*** Opening of Excerpt ***

C00.0 - D49.9 Neoplasms
G12.21 Amyotrophic lateral sclerosis
Z51.0 Encounter for antineoplastic radiation therapy
Z51.11 - Z51.12 Encounter for antineoplastic chemotherapy and immunotherapy

Background

Antineoplastons are a group of naturally occurring peptides, which have been hypothesized to have anti-tumor activity.  Antineoplaston treatment is offered by the Burzynski Research Institute in Houston, Texas, and has long been a controversial treatment for various types of malignancy.

Antineoplaston therapy is not approved by the Food and Drug Administration (FDA) for any indication, and there are no controlled, peer-reviewed clinical trials to validate the effectiveness of antineoplaston therapy for any indication.

*** Close of Excerpt ***

> Complete the following:
**a.** Print the portion of the antineoplaston therapy text between "C00.0 - D49.9" and "for any indication.", inclusive.
**b.** According to the antineoplaston therapy text, which organization offers antineoplaston treatment?
The material after this point is separate from the antineoplaston therapy text.

*** Opening of Supplied material ***

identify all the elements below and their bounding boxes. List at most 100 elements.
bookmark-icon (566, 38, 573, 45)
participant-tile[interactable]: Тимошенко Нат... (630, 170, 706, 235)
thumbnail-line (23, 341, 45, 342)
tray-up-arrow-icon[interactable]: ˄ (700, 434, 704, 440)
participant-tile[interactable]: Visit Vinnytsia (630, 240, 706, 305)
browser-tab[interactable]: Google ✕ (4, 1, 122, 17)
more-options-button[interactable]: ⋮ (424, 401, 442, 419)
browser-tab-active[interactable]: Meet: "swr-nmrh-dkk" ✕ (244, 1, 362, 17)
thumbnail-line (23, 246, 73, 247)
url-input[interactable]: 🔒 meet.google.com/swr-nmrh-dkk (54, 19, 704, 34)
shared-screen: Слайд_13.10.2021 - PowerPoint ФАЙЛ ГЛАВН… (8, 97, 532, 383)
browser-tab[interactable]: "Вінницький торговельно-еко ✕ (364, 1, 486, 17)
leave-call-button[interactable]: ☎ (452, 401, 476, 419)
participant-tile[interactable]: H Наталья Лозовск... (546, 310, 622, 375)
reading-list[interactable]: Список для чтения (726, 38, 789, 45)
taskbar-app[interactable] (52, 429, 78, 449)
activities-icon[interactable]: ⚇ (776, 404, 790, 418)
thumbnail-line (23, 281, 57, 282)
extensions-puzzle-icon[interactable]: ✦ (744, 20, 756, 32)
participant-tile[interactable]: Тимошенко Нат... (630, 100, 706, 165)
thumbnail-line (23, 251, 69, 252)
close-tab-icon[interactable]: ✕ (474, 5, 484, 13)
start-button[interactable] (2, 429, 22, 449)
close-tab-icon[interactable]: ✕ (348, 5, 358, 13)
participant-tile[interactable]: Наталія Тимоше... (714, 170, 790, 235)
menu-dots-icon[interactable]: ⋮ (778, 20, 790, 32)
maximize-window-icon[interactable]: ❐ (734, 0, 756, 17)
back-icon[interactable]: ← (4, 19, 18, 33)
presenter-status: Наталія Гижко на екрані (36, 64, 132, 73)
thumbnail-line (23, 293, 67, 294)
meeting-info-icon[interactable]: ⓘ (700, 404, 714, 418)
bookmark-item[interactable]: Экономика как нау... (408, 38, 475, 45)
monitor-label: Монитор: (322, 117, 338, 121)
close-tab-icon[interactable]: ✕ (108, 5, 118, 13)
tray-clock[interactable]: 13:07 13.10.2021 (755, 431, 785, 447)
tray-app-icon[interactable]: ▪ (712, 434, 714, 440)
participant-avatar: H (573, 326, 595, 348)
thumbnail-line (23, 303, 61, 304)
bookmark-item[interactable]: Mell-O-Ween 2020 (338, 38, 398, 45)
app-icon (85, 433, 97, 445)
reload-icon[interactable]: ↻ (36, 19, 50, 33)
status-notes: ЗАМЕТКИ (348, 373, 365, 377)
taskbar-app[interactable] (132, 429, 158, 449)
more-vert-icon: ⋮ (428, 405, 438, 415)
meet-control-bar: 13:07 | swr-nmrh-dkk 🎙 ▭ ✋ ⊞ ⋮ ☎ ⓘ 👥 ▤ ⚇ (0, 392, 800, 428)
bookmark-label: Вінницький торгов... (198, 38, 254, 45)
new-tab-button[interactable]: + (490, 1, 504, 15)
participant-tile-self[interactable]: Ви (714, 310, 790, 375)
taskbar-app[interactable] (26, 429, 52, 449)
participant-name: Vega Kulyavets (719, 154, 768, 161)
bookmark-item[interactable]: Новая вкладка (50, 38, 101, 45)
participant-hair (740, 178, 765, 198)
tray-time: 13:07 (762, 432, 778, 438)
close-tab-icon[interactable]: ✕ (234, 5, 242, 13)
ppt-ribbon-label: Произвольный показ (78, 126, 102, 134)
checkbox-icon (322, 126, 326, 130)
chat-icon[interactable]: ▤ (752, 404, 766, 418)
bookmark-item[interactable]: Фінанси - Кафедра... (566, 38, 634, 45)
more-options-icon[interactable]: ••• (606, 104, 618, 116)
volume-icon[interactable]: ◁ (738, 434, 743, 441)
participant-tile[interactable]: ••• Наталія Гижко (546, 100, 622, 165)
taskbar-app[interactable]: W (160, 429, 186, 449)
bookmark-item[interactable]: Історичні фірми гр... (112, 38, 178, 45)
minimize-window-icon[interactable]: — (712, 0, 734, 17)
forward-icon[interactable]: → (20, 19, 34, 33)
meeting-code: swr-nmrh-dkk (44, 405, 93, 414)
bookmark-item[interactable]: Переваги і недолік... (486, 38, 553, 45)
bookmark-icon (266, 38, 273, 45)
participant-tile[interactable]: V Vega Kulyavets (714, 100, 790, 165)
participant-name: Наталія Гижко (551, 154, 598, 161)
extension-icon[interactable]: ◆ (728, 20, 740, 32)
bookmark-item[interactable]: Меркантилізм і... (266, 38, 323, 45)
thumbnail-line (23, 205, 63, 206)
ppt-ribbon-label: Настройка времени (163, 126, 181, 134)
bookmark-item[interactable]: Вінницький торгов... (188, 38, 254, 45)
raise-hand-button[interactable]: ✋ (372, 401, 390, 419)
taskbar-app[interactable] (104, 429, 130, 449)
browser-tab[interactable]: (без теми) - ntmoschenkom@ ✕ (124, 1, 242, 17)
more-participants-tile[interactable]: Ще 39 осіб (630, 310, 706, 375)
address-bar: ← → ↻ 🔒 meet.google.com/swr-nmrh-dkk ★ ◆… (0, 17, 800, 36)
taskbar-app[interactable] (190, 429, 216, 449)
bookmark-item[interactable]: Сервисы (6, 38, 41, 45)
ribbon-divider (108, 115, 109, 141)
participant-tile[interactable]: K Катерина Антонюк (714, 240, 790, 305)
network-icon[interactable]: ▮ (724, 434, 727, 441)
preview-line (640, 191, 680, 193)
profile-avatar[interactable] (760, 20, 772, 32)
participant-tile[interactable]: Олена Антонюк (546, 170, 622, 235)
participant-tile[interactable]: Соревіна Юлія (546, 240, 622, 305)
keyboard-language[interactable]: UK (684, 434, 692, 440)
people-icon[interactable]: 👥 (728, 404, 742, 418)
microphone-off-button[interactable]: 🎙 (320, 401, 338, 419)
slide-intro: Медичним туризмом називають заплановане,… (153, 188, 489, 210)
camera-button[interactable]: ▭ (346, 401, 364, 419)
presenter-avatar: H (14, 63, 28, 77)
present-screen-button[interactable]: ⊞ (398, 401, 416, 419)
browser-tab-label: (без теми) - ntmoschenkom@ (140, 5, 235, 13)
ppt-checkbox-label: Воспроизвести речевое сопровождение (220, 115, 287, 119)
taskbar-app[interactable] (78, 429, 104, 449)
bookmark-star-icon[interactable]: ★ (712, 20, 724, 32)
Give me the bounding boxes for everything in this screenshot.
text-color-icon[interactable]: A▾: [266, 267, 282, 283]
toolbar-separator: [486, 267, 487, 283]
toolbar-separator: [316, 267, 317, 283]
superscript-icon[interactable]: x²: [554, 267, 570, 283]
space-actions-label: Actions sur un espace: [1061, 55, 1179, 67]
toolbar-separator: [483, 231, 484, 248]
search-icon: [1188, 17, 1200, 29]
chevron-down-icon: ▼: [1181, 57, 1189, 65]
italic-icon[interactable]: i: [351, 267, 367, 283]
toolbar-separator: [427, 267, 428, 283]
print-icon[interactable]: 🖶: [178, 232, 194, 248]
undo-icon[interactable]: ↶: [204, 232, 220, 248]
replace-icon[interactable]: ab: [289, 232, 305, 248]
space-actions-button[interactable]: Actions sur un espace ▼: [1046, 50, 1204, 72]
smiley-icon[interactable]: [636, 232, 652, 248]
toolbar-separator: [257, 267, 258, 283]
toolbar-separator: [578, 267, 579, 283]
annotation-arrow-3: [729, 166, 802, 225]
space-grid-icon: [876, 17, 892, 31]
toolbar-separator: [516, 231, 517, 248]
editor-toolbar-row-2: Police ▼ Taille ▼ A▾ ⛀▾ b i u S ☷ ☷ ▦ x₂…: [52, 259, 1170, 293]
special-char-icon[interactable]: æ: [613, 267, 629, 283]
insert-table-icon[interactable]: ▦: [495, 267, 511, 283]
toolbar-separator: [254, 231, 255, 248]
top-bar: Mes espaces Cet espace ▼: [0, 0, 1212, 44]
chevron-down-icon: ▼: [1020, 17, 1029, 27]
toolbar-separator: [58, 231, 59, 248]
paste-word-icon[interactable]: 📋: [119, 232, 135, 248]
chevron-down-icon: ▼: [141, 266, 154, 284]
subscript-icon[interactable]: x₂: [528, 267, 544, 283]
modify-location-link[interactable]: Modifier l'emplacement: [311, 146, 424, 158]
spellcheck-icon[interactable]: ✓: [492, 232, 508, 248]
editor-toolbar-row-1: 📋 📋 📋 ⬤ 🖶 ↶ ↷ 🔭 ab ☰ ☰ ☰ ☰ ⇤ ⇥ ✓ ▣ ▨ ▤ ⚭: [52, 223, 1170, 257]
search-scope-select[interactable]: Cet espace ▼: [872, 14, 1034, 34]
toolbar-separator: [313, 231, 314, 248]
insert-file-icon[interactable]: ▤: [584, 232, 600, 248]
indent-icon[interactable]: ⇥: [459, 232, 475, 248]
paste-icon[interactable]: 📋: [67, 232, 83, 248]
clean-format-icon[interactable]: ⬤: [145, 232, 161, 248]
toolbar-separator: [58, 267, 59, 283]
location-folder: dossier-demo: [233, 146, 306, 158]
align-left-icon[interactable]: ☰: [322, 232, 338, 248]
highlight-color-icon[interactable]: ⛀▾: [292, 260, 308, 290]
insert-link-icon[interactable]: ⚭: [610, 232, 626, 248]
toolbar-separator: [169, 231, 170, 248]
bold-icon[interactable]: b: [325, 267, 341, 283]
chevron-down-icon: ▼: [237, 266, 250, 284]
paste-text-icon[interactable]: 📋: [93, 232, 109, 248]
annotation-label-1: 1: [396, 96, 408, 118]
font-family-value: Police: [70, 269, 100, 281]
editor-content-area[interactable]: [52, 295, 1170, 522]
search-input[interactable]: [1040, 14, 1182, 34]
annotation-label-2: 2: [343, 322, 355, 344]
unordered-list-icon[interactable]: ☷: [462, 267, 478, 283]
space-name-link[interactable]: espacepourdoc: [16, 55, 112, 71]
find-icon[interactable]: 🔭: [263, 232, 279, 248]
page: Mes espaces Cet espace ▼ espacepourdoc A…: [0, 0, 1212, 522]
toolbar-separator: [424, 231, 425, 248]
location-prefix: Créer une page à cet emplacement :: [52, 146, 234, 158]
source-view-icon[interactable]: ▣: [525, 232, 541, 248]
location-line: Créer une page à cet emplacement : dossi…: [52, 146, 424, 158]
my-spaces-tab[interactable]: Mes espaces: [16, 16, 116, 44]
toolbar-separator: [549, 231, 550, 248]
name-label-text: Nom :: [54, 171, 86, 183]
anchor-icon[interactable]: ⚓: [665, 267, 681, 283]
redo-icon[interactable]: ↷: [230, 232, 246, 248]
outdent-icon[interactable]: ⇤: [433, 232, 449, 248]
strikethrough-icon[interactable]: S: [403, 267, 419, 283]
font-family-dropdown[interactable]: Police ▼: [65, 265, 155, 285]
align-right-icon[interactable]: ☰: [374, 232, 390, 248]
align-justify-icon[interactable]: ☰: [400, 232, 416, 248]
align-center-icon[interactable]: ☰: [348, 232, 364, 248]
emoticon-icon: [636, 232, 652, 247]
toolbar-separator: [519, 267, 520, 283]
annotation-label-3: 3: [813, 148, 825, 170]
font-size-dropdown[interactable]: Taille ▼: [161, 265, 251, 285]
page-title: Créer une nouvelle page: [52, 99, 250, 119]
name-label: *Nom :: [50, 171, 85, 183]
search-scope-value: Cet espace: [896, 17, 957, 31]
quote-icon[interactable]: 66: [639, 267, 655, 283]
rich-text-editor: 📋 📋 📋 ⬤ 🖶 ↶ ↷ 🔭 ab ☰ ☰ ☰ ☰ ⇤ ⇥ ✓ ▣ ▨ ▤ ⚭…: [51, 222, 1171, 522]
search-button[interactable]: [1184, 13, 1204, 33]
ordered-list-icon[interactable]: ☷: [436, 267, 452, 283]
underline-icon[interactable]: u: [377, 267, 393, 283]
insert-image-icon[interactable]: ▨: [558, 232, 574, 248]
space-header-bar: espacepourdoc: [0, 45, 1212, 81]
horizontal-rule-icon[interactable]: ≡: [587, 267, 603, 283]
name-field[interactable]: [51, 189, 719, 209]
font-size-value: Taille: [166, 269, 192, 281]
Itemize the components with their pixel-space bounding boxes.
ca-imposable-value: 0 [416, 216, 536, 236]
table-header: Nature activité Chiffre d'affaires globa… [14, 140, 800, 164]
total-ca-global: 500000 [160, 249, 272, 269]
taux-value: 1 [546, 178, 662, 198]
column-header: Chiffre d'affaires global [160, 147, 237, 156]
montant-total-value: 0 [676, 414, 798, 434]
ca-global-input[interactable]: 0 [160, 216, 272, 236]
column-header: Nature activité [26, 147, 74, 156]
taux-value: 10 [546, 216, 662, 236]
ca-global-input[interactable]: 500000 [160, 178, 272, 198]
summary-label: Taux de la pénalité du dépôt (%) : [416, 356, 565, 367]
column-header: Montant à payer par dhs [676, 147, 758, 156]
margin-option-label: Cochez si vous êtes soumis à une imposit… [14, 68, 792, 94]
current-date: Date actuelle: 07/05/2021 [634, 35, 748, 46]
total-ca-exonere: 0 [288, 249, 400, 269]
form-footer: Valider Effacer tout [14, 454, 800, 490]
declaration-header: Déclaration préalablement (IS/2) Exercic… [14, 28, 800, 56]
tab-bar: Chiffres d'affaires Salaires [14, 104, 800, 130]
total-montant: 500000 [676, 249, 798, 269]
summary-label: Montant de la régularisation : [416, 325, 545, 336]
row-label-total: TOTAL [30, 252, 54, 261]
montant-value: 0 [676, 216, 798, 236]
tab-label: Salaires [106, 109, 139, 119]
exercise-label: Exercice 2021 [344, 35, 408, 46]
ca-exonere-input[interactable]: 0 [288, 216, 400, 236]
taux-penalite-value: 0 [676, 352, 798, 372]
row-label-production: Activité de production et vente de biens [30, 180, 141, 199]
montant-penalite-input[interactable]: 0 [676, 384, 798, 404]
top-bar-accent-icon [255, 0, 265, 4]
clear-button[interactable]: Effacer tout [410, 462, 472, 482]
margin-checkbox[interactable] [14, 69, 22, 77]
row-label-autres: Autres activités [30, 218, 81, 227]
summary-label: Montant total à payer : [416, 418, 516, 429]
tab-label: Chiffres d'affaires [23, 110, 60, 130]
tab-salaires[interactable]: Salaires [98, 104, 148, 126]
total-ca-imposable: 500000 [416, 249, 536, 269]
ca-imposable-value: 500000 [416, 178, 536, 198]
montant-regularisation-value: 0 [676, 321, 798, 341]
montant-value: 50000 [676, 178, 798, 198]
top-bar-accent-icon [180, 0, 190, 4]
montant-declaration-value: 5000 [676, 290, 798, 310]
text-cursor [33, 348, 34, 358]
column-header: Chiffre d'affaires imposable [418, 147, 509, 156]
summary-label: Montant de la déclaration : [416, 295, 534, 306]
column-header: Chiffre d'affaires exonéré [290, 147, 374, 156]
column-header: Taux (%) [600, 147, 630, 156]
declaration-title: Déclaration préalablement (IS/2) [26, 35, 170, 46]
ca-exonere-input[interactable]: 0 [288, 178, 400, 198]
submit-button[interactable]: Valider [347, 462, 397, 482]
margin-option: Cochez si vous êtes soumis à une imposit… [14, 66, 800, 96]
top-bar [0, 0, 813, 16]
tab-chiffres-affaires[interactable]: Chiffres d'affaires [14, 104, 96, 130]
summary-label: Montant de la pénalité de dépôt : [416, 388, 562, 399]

*** Close of Supplied material ***

> Problem solutions:
**a.**
C00.0 - D49.9 Neoplasms
G12.21 Amyotrophic lateral sclerosis
Z51.0 Encounter for antineoplastic radiation therapy
Z51.11 - Z51.12 Encounter for antineoplastic chemotherapy and immunotherapy

Background

Antineoplastons are a group of naturally occurring peptides, which have been hypothesized to have anti-tumor activity.  Antineoplaston treatment is offered by the Burzynski Research Institute in Houston, Texas, and has long been a controversial treatment for various types of malignancy.

Antineoplaston therapy is not approved by the Food and Drug Administration (FDA) for any indication, and there are no controlled, peer-reviewed clinical trials to validate the effectiveness of antineoplaston therapy for any indication.

**b.** The Burzynski Research Institute in Houston, Texas.